* [Stated goal]: The records that follow need to be output exactly as they are.

* [Extracts from a graphics dataset]:
::::
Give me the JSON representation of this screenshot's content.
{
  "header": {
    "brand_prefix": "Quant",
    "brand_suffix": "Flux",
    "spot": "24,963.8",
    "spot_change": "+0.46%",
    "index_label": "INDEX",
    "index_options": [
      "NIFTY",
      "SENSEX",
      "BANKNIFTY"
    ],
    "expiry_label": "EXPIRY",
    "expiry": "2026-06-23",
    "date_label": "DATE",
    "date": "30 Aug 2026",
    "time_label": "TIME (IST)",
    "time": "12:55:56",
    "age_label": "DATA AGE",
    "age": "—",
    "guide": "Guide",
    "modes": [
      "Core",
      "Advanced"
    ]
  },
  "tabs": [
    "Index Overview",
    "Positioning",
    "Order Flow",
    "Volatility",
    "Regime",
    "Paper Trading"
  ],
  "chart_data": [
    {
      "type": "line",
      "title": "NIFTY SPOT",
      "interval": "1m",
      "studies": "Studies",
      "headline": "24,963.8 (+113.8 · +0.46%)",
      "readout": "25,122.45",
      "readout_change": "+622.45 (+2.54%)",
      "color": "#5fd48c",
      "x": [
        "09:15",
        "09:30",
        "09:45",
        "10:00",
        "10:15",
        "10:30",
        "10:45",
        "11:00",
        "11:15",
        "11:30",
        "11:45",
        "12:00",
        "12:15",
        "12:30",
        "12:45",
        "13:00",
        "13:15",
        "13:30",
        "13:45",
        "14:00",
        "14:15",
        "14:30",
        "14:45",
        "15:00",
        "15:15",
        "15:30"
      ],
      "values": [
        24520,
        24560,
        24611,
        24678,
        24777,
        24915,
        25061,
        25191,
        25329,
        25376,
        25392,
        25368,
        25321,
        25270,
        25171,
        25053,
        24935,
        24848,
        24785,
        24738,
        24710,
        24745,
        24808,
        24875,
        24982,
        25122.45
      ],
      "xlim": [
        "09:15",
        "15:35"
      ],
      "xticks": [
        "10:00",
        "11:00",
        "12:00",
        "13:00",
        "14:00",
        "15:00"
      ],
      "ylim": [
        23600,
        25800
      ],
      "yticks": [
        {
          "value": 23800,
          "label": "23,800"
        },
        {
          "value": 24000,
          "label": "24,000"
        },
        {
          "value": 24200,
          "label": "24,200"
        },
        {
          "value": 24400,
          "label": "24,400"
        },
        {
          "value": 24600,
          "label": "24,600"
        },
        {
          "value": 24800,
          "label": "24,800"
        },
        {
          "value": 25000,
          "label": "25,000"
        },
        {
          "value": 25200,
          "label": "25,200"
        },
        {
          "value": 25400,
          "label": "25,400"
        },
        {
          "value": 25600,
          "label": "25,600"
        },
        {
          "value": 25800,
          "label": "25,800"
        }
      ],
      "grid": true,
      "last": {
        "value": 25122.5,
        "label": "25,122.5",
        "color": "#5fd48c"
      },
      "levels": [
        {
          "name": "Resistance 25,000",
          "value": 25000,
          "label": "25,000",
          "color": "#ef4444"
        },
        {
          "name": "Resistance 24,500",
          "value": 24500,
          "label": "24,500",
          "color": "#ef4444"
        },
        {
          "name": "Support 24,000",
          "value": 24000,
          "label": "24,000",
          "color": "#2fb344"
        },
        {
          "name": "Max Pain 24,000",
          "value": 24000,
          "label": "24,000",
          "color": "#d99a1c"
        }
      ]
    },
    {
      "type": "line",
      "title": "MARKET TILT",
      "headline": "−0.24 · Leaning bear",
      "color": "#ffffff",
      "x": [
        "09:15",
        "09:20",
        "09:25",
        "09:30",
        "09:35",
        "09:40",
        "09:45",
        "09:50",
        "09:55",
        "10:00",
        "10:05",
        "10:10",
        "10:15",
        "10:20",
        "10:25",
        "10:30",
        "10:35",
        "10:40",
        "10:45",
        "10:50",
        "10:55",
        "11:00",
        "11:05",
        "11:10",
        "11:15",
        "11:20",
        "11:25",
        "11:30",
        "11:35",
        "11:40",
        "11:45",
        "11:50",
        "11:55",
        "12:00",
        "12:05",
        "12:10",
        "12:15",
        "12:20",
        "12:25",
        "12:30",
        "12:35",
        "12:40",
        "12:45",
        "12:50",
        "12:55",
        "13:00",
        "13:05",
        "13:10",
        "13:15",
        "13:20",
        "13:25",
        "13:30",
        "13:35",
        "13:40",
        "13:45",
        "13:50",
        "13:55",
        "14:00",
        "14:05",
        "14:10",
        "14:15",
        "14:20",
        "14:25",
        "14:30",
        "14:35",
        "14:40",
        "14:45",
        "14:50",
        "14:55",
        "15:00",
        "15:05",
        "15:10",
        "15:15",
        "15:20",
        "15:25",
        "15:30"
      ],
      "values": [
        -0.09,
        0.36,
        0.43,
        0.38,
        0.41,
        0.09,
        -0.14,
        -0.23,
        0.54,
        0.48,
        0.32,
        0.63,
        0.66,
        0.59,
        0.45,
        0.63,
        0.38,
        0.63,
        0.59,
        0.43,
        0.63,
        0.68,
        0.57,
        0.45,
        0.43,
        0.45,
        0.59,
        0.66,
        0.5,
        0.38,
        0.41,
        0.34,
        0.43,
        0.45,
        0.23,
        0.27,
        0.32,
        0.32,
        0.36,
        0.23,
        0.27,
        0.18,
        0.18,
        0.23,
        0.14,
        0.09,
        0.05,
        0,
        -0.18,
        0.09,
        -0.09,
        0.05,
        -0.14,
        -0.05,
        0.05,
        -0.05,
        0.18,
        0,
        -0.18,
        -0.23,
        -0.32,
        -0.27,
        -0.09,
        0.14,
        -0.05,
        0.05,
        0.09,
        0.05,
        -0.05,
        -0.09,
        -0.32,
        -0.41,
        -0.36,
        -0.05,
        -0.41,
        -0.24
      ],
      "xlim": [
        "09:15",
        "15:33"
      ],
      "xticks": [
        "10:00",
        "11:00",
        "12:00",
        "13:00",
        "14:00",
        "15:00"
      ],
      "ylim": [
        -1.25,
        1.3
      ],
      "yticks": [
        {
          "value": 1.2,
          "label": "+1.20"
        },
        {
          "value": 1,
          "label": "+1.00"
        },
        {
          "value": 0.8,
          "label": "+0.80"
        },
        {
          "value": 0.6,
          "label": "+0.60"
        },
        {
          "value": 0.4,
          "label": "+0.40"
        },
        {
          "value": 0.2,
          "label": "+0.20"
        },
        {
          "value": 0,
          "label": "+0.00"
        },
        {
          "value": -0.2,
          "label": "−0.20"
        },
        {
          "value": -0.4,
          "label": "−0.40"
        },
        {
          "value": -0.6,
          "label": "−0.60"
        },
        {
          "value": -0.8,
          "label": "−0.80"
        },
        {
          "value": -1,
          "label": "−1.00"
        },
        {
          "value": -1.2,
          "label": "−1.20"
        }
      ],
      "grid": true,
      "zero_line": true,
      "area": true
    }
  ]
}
::::
* [Written solution]:
Give me the JSON representation of this screenshot's content.
{
  "header": {
    "brand_prefix": "Quant",
    "brand_suffix": "Flux",
    "spot": "24,963.8",
    "spot_change": "+0.46%",
    "index_label": "INDEX",
    "index_options": [
      "NIFTY",
      "SENSEX",
      "BANKNIFTY"
    ],
    "expiry_label": "EXPIRY",
    "expiry": "2026-06-23",
    "date_label": "DATE",
    "date": "30 Aug 2026",
    "time_label": "TIME (IST)",
    "time": "12:55:56",
    "age_label": "DATA AGE",
    "age": "—",
    "guide": "Guide",
    "modes": [
      "Core",
      "Advanced"
    ]
  },
  "tabs": [
    "Index Overview",
    "Positioning",
    "Order Flow",
    "Volatility",
    "Regime",
    "Paper Trading"
  ],
  "chart_data": [
    {
      "type": "line",
      "title": "NIFTY SPOT",
      "interval": "1m",
      "studies": "Studies",
      "headline": "24,963.8 (+113.8 · +0.46%)",
      "readout": "25,122.45",
      "readout_change": "+622.45 (+2.54%)",
      "color": "#5fd48c",
      "x": [
        "09:15",
        "09:30",
        "09:45",
        "10:00",
        "10:15",
        "10:30",
        "10:45",
        "11:00",
        "11:15",
        "11:30",
        "11:45",
        "12:00",
        "12:15",
        "12:30",
        "12:45",
        "13:00",
        "13:15",
        "13:30",
        "13:45",
        "14:00",
        "14:15",
        "14:30",
        "14:45",
        "15:00",
        "15:15",
        "15:30"
      ],
      "values": [
        24520,
        24560,
        24611,
        24678,
        24777,
        24915,
        25061,
        25191,
        25329,
        25376,
        25392,
        25368,
        25321,
        25270,
        25171,
        25053,
        24935,
        24848,
        24785,
        24738,
        24710,
        24745,
        24808,
        24875,
        24982,
        25122.45
      ],
      "xlim": [
        "09:15",
        "15:35"
      ],
      "xticks": [
        "10:00",
        "11:00",
        "12:00",
        "13:00",
        "14:00",
        "15:00"
      ],
      "ylim": [
        23600,
        25800
      ],
      "yticks": [
        {
          "value": 23800,
          "label": "23,800"
        },
        {
          "value": 24000,
          "label": "24,000"
        },
        {
          "value": 24200,
          "label": "24,200"
        },
        {
          "value": 24400,
          "label": "24,400"
        },
        {
          "value": 24600,
          "label": "24,600"
        },
        {
          "value": 24800,
          "label": "24,800"
        },
        {
          "value": 25000,
          "label": "25,000"
        },
        {
          "value": 25200,
          "label": "25,200"
        },
        {
          "value": 25400,
          "label": "25,400"
        },
        {
          "value": 25600,
          "label": "25,600"
        },
        {
          "value": 25800,
          "label": "25,800"
        }
      ],
      "grid": true,
      "last": {
        "value": 25122.5,
        "label": "25,122.5",
        "color": "#5fd48c"
      },
      "levels": [
        {
          "name": "Resistance 25,000",
          "value": 25000,
          "label": "25,000",
          "color": "#ef4444"
        },
        {
          "name": "Resistance 24,500",
          "value": 24500,
          "label": "24,500",
          "color": "#ef4444"
        },
        {
          "name": "Support 24,000",
          "value": 24000,
          "label": "24,000",
          "color": "#2fb344"
        },
        {
          "name": "Max Pain 24,000",
          "value": 24000,
          "label": "24,000",
          "color": "#d99a1c"
        }
      ]
    },
    {
      "type": "line",
      "title": "MARKET TILT",
      "headline": "−0.24 · Leaning bear",
      "color": "#ffffff",
      "x": [
        "09:15",
        "09:20",
        "09:25",
        "09:30",
        "09:35",
        "09:40",
        "09:45",
        "09:50",
        "09:55",
        "10:00",
        "10:05",
        "10:10",
        "10:15",
        "10:20",
        "10:25",
        "10:30",
        "10:35",
        "10:40",
        "10:45",
        "10:50",
        "10:55",
        "11:00",
        "11:05",
        "11:10",
        "11:15",
        "11:20",
        "11:25",
        "11:30",
        "11:35",
        "11:40",
        "11:45",
        "11:50",
        "11:55",
        "12:00",
        "12:05",
        "12:10",
        "12:15",
        "12:20",
        "12:25",
        "12:30",
        "12:35",
        "12:40",
        "12:45",
        "12:50",
        "12:55",
        "13:00",
        "13:05",
        "13:10",
        "13:15",
        "13:20",
        "13:25",
        "13:30",
        "13:35",
        "13:40",
        "13:45",
        "13:50",
        "13:55",
        "14:00",
        "14:05",
        "14:10",
        "14:15",
        "14:20",
        "14:25",
        "14:30",
        "14:35",
        "14:40",
        "14:45",
        "14:50",
        "14:55",
        "15:00",
        "15:05",
        "15:10",
        "15:15",
        "15:20",
        "15:25",
        "15:30"
      ],
      "values": [
        -0.09,
        0.36,
        0.43,
        0.38,
        0.41,
        0.09,
        -0.14,
        -0.23,
        0.54,
        0.48,
        0.32,
        0.63,
        0.66,
        0.59,
        0.45,
        0.63,
        0.38,
        0.63,
        0.59,
        0.43,
        0.63,
        0.68,
        0.57,
        0.45,
        0.43,
        0.45,
        0.59,
        0.66,
        0.5,
        0.38,
        0.41,
        0.34,
        0.43,
        0.45,
        0.23,
        0.27,
        0.32,
        0.32,
        0.36,
        0.23,
        0.27,
        0.18,
        0.18,
        0.23,
        0.14,
        0.09,
        0.05,
        0,
        -0.18,
        0.09,
        -0.09,
        0.05,
        -0.14,
        -0.05,
        0.05,
        -0.05,
        0.18,
        0,
        -0.18,
        -0.23,
        -0.32,
        -0.27,
        -0.09,
        0.14,
        -0.05,
        0.05,
        0.09,
        0.05,
        -0.05,
        -0.09,
        -0.32,
        -0.41,
        -0.36,
        -0.05,
        -0.41,
        -0.24
      ],
      "xlim": [
        "09:15",
        "15:33"
      ],
      "xticks": [
        "10:00",
        "11:00",
        "12:00",
        "13:00",
        "14:00",
        "15:00"
      ],
      "ylim": [
        -1.25,
        1.3
      ],
      "yticks": [
        {
          "value": 1.2,
          "label": "+1.20"
        },
        {
          "value": 1,
          "label": "+1.00"
        },
        {
          "value": 0.8,
          "label": "+0.80"
        },
        {
          "value": 0.6,
          "label": "+0.60"
        },
        {
          "value": 0.4,
          "label": "+0.40"
        },
        {
          "value": 0.2,
          "label": "+0.20"
        },
        {
          "value": 0,
          "label": "+0.00"
        },
        {
          "value": -0.2,
          "label": "−0.20"
        },
        {
          "value": -0.4,
          "label": "−0.40"
        },
        {
          "value": -0.6,
          "label": "−0.60"
        },
        {
          "value": -0.8,
          "label": "−0.80"
        },
        {
          "value": -1,
          "label": "−1.00"
        },
        {
          "value": -1.2,
          "label": "−1.20"
        }
      ],
      "grid": true,
      "zero_line": true,
      "area": true
    }
  ]
}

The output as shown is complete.